[Election-Methods] [english 95%] Re: D(n)MAC

Jobst Heitzig heitzig-j at web.de
Tue May 27 15:46:58 PDT 2008


Dear Raphfrk,

you wrote:
> I wonder if it would be worth repeating the draw if no compromise appears.
> 
> The chances of each side winning outright would be
> 
> P-win = P^n/(P^n+Q^n)
> Q-win = Q^n/(P^n+Q^n)

That is an obvious idea, you're right. But with strategic voters, this 
will never lead to full cooperation since then it is always "safe" for a 
small number of voters to switch from cooperation (approving the 
compromise) to defection (bullet voting): They will get a slight chance 
that all n ballots are amoung theirs, but won't risk that the other 
faction's favourite wins.

The essential point why D2MAC and D(n)MAC produce an equilibrium at full 
cooperation is because when a small group of voters defect, the other 
faction's favourite gets a positive winning probability!

Yours, Jobst

> 
> If both are 50/50, then that is the same as a random lottery.
> 
> This system favours the larger side.  If n=4 and P was 0.6 and Q was 
> 0.4, then
> A would win in 83% of cases.  This would mean that P voters would need 
> to rate
> C > 8.3 out of 10 before they will compromise.

STORED DATA:
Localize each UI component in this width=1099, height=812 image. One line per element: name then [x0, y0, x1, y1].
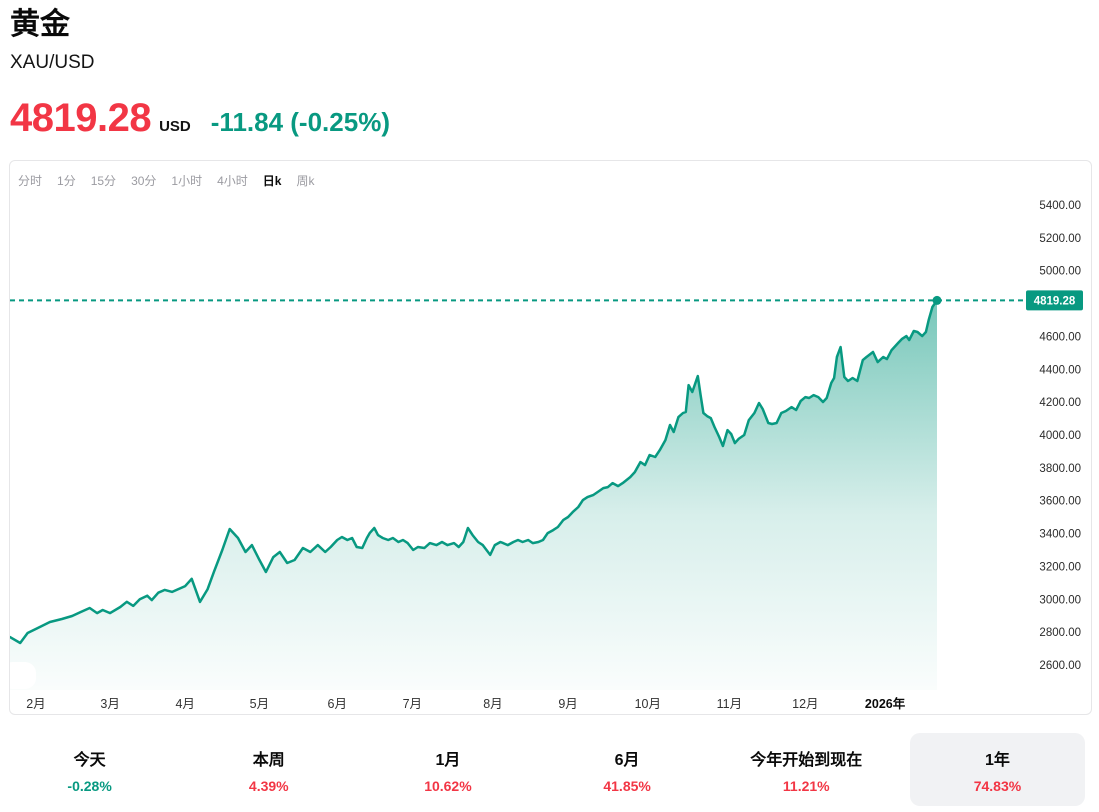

REQUIRED ACTIONS:
1) In the election-methods post, why do D2MAC and D(n)MAC produce an equilibrium at full cooperation?
2) Shorten the paragraph of the election-methods post that begins "That is an obvious idea" while keeping its main facts.

SET OF ANSWERS:
1) When a small group of voters defects, the other faction's favorite gets a positive winning probability.

2) Repeating the draw is an obvious idea, but with strategic voters it never leads to full cooperation. A small number of voters can always safely switch from approving the compromise to bullet voting. They gain a slight chance that all n ballots are theirs without risking a win by the other faction's favorite.